#### What the task requires
Find each line containing the string "title". Copy it.

#### Records to use

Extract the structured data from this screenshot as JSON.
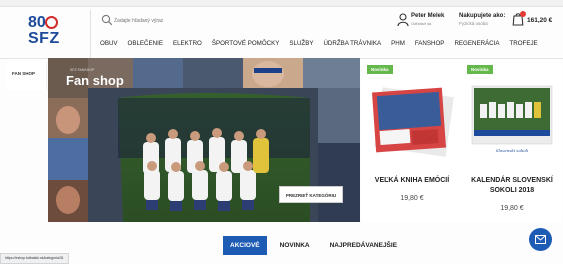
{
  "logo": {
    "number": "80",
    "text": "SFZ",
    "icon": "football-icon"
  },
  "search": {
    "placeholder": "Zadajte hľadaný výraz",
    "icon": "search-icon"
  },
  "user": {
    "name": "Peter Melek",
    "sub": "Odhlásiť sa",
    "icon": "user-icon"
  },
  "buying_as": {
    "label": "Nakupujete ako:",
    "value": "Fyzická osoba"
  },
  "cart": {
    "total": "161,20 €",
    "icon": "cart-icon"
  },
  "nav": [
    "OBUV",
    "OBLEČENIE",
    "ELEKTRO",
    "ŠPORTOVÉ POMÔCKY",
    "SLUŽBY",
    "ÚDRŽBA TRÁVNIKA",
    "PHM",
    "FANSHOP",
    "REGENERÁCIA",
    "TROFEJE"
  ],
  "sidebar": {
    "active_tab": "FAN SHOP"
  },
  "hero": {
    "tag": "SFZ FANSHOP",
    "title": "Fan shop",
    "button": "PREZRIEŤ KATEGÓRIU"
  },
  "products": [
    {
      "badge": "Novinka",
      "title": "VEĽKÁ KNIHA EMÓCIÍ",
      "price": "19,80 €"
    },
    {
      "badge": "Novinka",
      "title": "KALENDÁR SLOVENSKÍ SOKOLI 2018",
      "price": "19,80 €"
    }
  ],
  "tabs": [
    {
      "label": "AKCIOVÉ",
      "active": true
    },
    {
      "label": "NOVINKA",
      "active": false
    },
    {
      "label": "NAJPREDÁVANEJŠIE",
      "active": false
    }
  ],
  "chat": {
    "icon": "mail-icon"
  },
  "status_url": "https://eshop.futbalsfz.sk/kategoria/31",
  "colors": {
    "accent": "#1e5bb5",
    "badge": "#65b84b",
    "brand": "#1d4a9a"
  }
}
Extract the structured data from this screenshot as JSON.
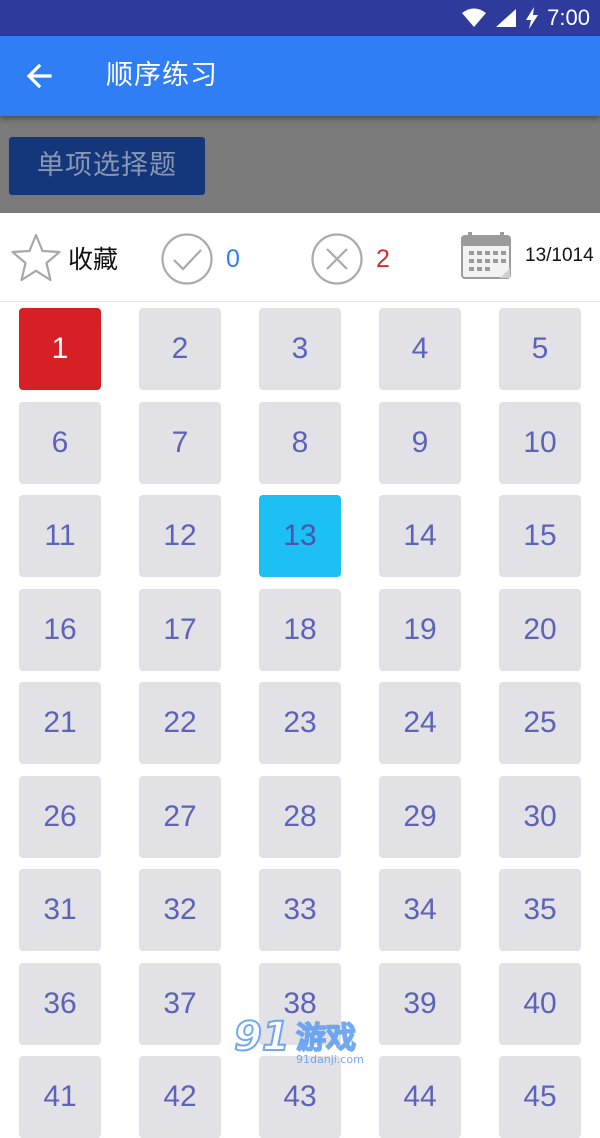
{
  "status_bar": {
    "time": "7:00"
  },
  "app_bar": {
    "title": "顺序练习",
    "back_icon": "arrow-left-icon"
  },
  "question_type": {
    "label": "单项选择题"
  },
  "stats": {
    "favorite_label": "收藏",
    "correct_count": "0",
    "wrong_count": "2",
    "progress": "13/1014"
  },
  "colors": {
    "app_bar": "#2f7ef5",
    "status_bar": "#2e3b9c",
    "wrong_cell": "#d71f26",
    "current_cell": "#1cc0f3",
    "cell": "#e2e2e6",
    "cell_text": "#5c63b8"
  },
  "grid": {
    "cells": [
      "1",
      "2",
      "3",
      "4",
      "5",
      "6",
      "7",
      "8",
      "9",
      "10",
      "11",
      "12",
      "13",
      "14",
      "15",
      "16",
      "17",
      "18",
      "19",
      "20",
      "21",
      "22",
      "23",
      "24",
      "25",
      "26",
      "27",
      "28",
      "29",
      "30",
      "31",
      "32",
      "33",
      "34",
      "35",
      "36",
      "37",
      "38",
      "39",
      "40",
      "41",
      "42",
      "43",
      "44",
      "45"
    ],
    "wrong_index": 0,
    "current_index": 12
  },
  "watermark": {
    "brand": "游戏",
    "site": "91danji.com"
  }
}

#### Written answer
    "title": "Fan shop",
      "title": "VEĽKÁ KNIHA EMÓCIÍ",
      "title": "KALENDÁR SLOVENSKÍ SOKOLI 2018",
    "title": "顺序练习",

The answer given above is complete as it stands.